* _What the task asks_
Filter the data below for the string "nuclear" and copy each matching line.

────────────────────

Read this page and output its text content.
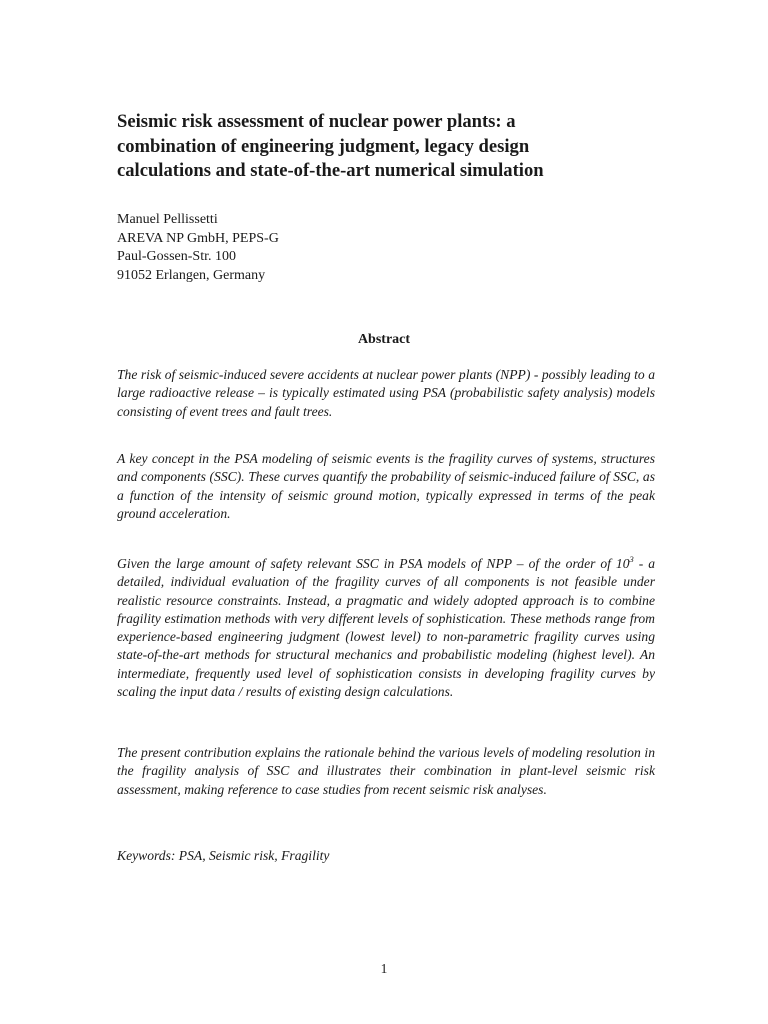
Seismic risk assessment of nuclear power plants: a
combination of engineering judgment, legacy design
calculations and state-of-the-art numerical simulation
Manuel Pellissetti
AREVA NP GmbH, PEPS-G
Paul-Gossen-Str. 100
91052 Erlangen, Germany
Abstract

The risk of seismic-induced severe accidents at nuclear power plants (NPP) - possibly leading to a large radioactive release – is typically estimated using PSA (probabilistic safety analysis) models consisting of event trees and fault trees.

A key concept in the PSA modeling of seismic events is the fragility curves of systems, structures and components (SSC). These curves quantify the probability of seismic-induced failure of SSC, as a function of the intensity of seismic ground motion, typically expressed in terms of the peak ground acceleration.

Given the large amount of safety relevant SSC in PSA models of NPP – of the order of $10^3$ - a detailed, individual evaluation of the fragility curves of all components is not feasible under realistic resource constraints. Instead, a pragmatic and widely adopted approach is to combine fragility estimation methods with very different levels of sophistication. These methods range from experience-based engineering judgment (lowest level) to non-parametric fragility curves using state-of-the-art methods for structural mechanics and probabilistic modeling (highest level). An intermediate, frequently used level of sophistication consists in developing fragility curves by scaling the input data / results of existing design calculations.

The present contribution explains the rationale behind the various levels of modeling resolution in the fragility analysis of SSC and illustrates their combination in plant-level seismic risk assessment, making reference to case studies from recent seismic risk analyses.

Keywords: PSA, Seismic risk, Fragility
1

────────────────────

* _Task result_
Seismic risk assessment of nuclear power plants: a
The risk of seismic-induced severe accidents at nuclear power plants (NPP) - possibly leading to a large radioactive release – is typically estimated using PSA (probabilistic safety analysis) models consisting of event trees and fault trees.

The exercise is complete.